◆ SHORT EXERCISE
Repeat all of the data precisely.

## begin SOURCE DATA

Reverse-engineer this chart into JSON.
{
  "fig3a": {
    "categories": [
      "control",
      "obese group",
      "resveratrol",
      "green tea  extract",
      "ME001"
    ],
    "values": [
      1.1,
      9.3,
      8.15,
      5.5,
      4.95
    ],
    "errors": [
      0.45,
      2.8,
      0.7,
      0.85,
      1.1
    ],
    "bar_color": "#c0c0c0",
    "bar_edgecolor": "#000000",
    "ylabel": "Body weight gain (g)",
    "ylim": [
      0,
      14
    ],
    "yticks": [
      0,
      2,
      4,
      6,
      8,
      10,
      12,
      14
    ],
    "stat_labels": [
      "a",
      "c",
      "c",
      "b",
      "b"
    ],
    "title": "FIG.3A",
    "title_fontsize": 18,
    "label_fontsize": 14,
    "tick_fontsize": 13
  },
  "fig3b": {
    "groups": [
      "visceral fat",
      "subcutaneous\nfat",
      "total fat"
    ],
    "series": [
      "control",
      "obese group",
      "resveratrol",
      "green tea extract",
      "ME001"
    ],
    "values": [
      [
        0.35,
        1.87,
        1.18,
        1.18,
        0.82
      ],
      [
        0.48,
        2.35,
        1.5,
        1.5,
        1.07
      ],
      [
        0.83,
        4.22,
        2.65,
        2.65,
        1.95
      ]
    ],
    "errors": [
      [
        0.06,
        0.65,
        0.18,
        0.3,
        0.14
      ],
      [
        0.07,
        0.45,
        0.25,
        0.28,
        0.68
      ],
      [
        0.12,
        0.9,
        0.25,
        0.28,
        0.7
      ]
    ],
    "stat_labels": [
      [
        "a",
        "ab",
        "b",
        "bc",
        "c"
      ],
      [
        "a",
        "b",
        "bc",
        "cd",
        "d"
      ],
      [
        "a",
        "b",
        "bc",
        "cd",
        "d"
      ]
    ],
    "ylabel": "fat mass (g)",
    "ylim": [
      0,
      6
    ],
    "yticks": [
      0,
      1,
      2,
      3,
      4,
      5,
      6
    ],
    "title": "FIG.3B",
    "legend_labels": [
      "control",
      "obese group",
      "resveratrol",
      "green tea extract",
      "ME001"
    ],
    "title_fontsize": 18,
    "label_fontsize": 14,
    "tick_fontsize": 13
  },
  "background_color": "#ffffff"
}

## end SOURCE DATA

◆ RESPONSE FOR THIS EXERCISE
Reverse-engineer this chart into JSON.
{
  "fig3a": {
    "categories": [
      "control",
      "obese group",
      "resveratrol",
      "green tea  extract",
      "ME001"
    ],
    "values": [
      1.1,
      9.3,
      8.15,
      5.5,
      4.95
    ],
    "errors": [
      0.45,
      2.8,
      0.7,
      0.85,
      1.1
    ],
    "bar_color": "#c0c0c0",
    "bar_edgecolor": "#000000",
    "ylabel": "Body weight gain (g)",
    "ylim": [
      0,
      14
    ],
    "yticks": [
      0,
      2,
      4,
      6,
      8,
      10,
      12,
      14
    ],
    "stat_labels": [
      "a",
      "c",
      "c",
      "b",
      "b"
    ],
    "title": "FIG.3A",
    "title_fontsize": 18,
    "label_fontsize": 14,
    "tick_fontsize": 13
  },
  "fig3b": {
    "groups": [
      "visceral fat",
      "subcutaneous\nfat",
      "total fat"
    ],
    "series": [
      "control",
      "obese group",
      "resveratrol",
      "green tea extract",
      "ME001"
    ],
    "values": [
      [
        0.35,
        1.87,
        1.18,
        1.18,
        0.82
      ],
      [
        0.48,
        2.35,
        1.5,
        1.5,
        1.07
      ],
      [
        0.83,
        4.22,
        2.65,
        2.65,
        1.95
      ]
    ],
    "errors": [
      [
        0.06,
        0.65,
        0.18,
        0.3,
        0.14
      ],
      [
        0.07,
        0.45,
        0.25,
        0.28,
        0.68
      ],
      [
        0.12,
        0.9,
        0.25,
        0.28,
        0.7
      ]
    ],
    "stat_labels": [
      [
        "a",
        "ab",
        "b",
        "bc",
        "c"
      ],
      [
        "a",
        "b",
        "bc",
        "cd",
        "d"
      ],
      [
        "a",
        "b",
        "bc",
        "cd",
        "d"
      ]
    ],
    "ylabel": "fat mass (g)",
    "ylim": [
      0,
      6
    ],
    "yticks": [
      0,
      1,
      2,
      3,
      4,
      5,
      6
    ],
    "title": "FIG.3B",
    "legend_labels": [
      "control",
      "obese group",
      "resveratrol",
      "green tea extract",
      "ME001"
    ],
    "title_fontsize": 18,
    "label_fontsize": 14,
    "tick_fontsize": 13
  },
  "background_color": "#ffffff"
}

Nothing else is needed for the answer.